Collected data entries:
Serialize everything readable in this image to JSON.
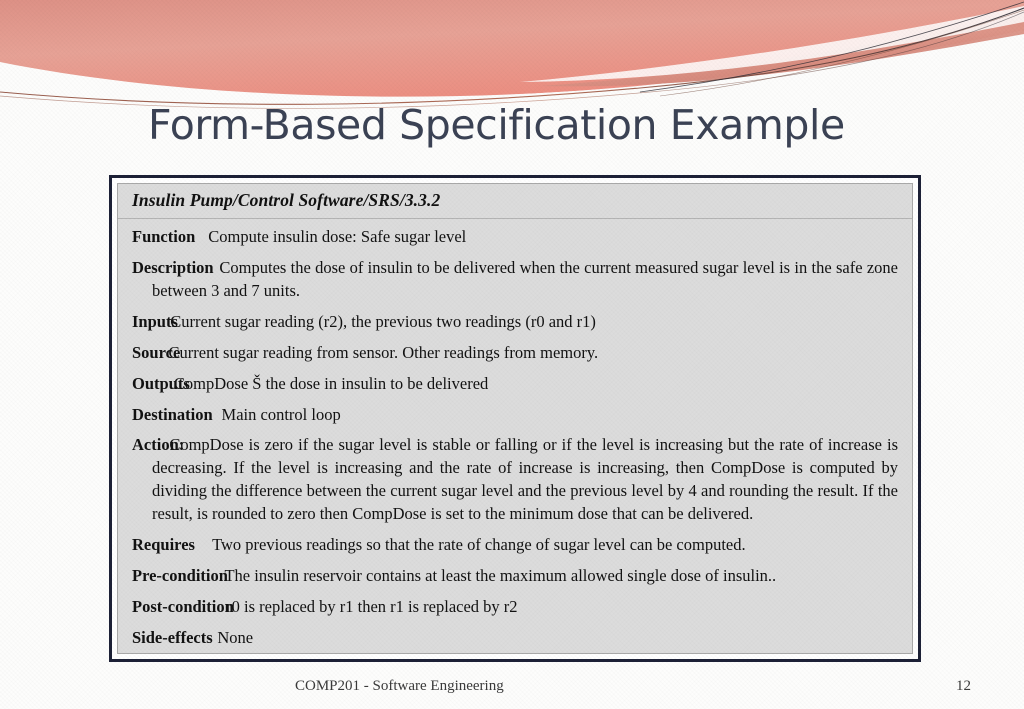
{
  "slide": {
    "title": "Form-Based Specification Example",
    "title_color": "#3b4254",
    "ribbon_color_top": "#d98b80",
    "ribbon_color_bottom": "#e8988c",
    "panel_color": "#dcdcdc",
    "frame_color": "#1c2036"
  },
  "form": {
    "header": "Insulin Pump/Control Software/SRS/3.3.2",
    "rows": [
      {
        "label": "Function",
        "gap": "        ",
        "value": "Compute insulin dose: Safe sugar level"
      },
      {
        "label": "Description",
        "gap": "      ",
        "value": "Computes the dose of insulin to be delivered when the current measured sugar level is in the safe zone between 3 and 7 units."
      },
      {
        "label": "Inputs",
        "gap": "   ",
        "value": "Current sugar reading (r2), the previous two readings (r0 and r1)"
      },
      {
        "label": "Source",
        "gap": "  ",
        "value": "Current sugar reading from sensor. Other readings from memory."
      },
      {
        "label": "Outputs",
        "gap": " ",
        "value": "CompDose Š the dose in insulin to be delivered"
      },
      {
        "label": "Destination",
        "gap": "       ",
        "value": "Main control loop"
      },
      {
        "label": "Action:",
        "gap": " ",
        "value": "CompDose is zero if the sugar level is stable or falling or if the level is increasing but the rate of increase is decreasing. If the level is increasing and the rate of increase is increasing, then CompDose is computed by dividing the difference between the current sugar level and the previous level by 4 and rounding the result. If the result, is rounded to zero then CompDose is set to the minimum dose that can be delivered."
      },
      {
        "label": "Requires",
        "gap": "         ",
        "value": "Two previous readings so that the rate of change of sugar level can be computed."
      },
      {
        "label": "Pre-condition",
        "gap": "    ",
        "value": "The insulin reservoir contains at least the maximum allowed single dose of insulin.."
      },
      {
        "label": "Post-condition",
        "gap": "   ",
        "value": "r0 is replaced by r1 then r1 is replaced by r2"
      },
      {
        "label": "Side-effects",
        "gap": "      ",
        "value": "None"
      }
    ]
  },
  "footer": {
    "course": "COMP201 - Software Engineering",
    "page_number": "12"
  }
}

### WRITTEN REQUEST
Without including the pictures, reproduce all entries exactly.

### ANSWER TO THIS TASK
Serialize everything readable in this image to JSON.
{
  "slide": {
    "title": "Form-Based Specification Example",
    "title_color": "#3b4254",
    "ribbon_color_top": "#d98b80",
    "ribbon_color_bottom": "#e8988c",
    "panel_color": "#dcdcdc",
    "frame_color": "#1c2036"
  },
  "form": {
    "header": "Insulin Pump/Control Software/SRS/3.3.2",
    "rows": [
      {
        "label": "Function",
        "gap": "        ",
        "value": "Compute insulin dose: Safe sugar level"
      },
      {
        "label": "Description",
        "gap": "      ",
        "value": "Computes the dose of insulin to be delivered when the current measured sugar level is in the safe zone between 3 and 7 units."
      },
      {
        "label": "Inputs",
        "gap": "   ",
        "value": "Current sugar reading (r2), the previous two readings (r0 and r1)"
      },
      {
        "label": "Source",
        "gap": "  ",
        "value": "Current sugar reading from sensor. Other readings from memory."
      },
      {
        "label": "Outputs",
        "gap": " ",
        "value": "CompDose Š the dose in insulin to be delivered"
      },
      {
        "label": "Destination",
        "gap": "       ",
        "value": "Main control loop"
      },
      {
        "label": "Action:",
        "gap": " ",
        "value": "CompDose is zero if the sugar level is stable or falling or if the level is increasing but the rate of increase is decreasing. If the level is increasing and the rate of increase is increasing, then CompDose is computed by dividing the difference between the current sugar level and the previous level by 4 and rounding the result. If the result, is rounded to zero then CompDose is set to the minimum dose that can be delivered."
      },
      {
        "label": "Requires",
        "gap": "         ",
        "value": "Two previous readings so that the rate of change of sugar level can be computed."
      },
      {
        "label": "Pre-condition",
        "gap": "    ",
        "value": "The insulin reservoir contains at least the maximum allowed single dose of insulin.."
      },
      {
        "label": "Post-condition",
        "gap": "   ",
        "value": "r0 is replaced by r1 then r1 is replaced by r2"
      },
      {
        "label": "Side-effects",
        "gap": "      ",
        "value": "None"
      }
    ]
  },
  "footer": {
    "course": "COMP201 - Software Engineering",
    "page_number": "12"
  }
}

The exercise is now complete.